(Dataset records)
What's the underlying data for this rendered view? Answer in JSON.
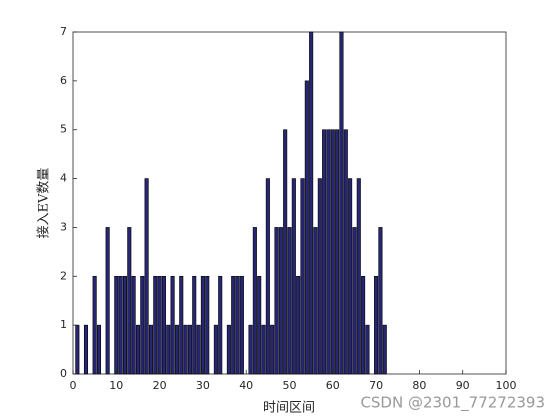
{
  "chart_data": {
    "type": "bar",
    "xlabel": "时间区间",
    "ylabel": "接入EV数量",
    "annotation": "CSDN @2301_77272393",
    "x": [
      1,
      2,
      3,
      4,
      5,
      6,
      7,
      8,
      9,
      10,
      11,
      12,
      13,
      14,
      15,
      16,
      17,
      18,
      19,
      20,
      21,
      22,
      23,
      24,
      25,
      26,
      27,
      28,
      29,
      30,
      31,
      32,
      33,
      34,
      35,
      36,
      37,
      38,
      39,
      40,
      41,
      42,
      43,
      44,
      45,
      46,
      47,
      48,
      49,
      50,
      51,
      52,
      53,
      54,
      55,
      56,
      57,
      58,
      59,
      60,
      61,
      62,
      63,
      64,
      65,
      66,
      67,
      68,
      69,
      70,
      71,
      72
    ],
    "values": [
      1,
      0,
      1,
      0,
      2,
      1,
      0,
      3,
      0,
      2,
      2,
      2,
      3,
      2,
      1,
      2,
      4,
      1,
      2,
      2,
      2,
      1,
      2,
      1,
      2,
      1,
      1,
      2,
      1,
      2,
      2,
      0,
      1,
      2,
      0,
      1,
      2,
      2,
      2,
      0,
      1,
      3,
      2,
      1,
      4,
      1,
      3,
      3,
      5,
      3,
      4,
      2,
      4,
      6,
      7,
      3,
      4,
      5,
      5,
      5,
      5,
      7,
      5,
      4,
      3,
      4,
      2,
      1,
      0,
      2,
      3,
      1
    ],
    "color": "#262673",
    "bar_width": 0.8,
    "xlim": [
      0,
      100
    ],
    "xticks": [
      0,
      10,
      20,
      30,
      40,
      50,
      60,
      70,
      80,
      90,
      100
    ],
    "ylim": [
      0,
      7
    ],
    "yticks": [
      0,
      1,
      2,
      3,
      4,
      5,
      6,
      7
    ],
    "grid": false
  }
}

-- Do this --
Pictures don't belong in the copy. Transcribe every record exactly as it appears.

-- Written response --
What's the underlying data for this rendered view? Answer in JSON.
{
  "chart_data": {
    "type": "bar",
    "xlabel": "时间区间",
    "ylabel": "接入EV数量",
    "annotation": "CSDN @2301_77272393",
    "x": [
      1,
      2,
      3,
      4,
      5,
      6,
      7,
      8,
      9,
      10,
      11,
      12,
      13,
      14,
      15,
      16,
      17,
      18,
      19,
      20,
      21,
      22,
      23,
      24,
      25,
      26,
      27,
      28,
      29,
      30,
      31,
      32,
      33,
      34,
      35,
      36,
      37,
      38,
      39,
      40,
      41,
      42,
      43,
      44,
      45,
      46,
      47,
      48,
      49,
      50,
      51,
      52,
      53,
      54,
      55,
      56,
      57,
      58,
      59,
      60,
      61,
      62,
      63,
      64,
      65,
      66,
      67,
      68,
      69,
      70,
      71,
      72
    ],
    "values": [
      1,
      0,
      1,
      0,
      2,
      1,
      0,
      3,
      0,
      2,
      2,
      2,
      3,
      2,
      1,
      2,
      4,
      1,
      2,
      2,
      2,
      1,
      2,
      1,
      2,
      1,
      1,
      2,
      1,
      2,
      2,
      0,
      1,
      2,
      0,
      1,
      2,
      2,
      2,
      0,
      1,
      3,
      2,
      1,
      4,
      1,
      3,
      3,
      5,
      3,
      4,
      2,
      4,
      6,
      7,
      3,
      4,
      5,
      5,
      5,
      5,
      7,
      5,
      4,
      3,
      4,
      2,
      1,
      0,
      2,
      3,
      1
    ],
    "color": "#262673",
    "bar_width": 0.8,
    "xlim": [
      0,
      100
    ],
    "xticks": [
      0,
      10,
      20,
      30,
      40,
      50,
      60,
      70,
      80,
      90,
      100
    ],
    "ylim": [
      0,
      7
    ],
    "yticks": [
      0,
      1,
      2,
      3,
      4,
      5,
      6,
      7
    ],
    "grid": false
  }
}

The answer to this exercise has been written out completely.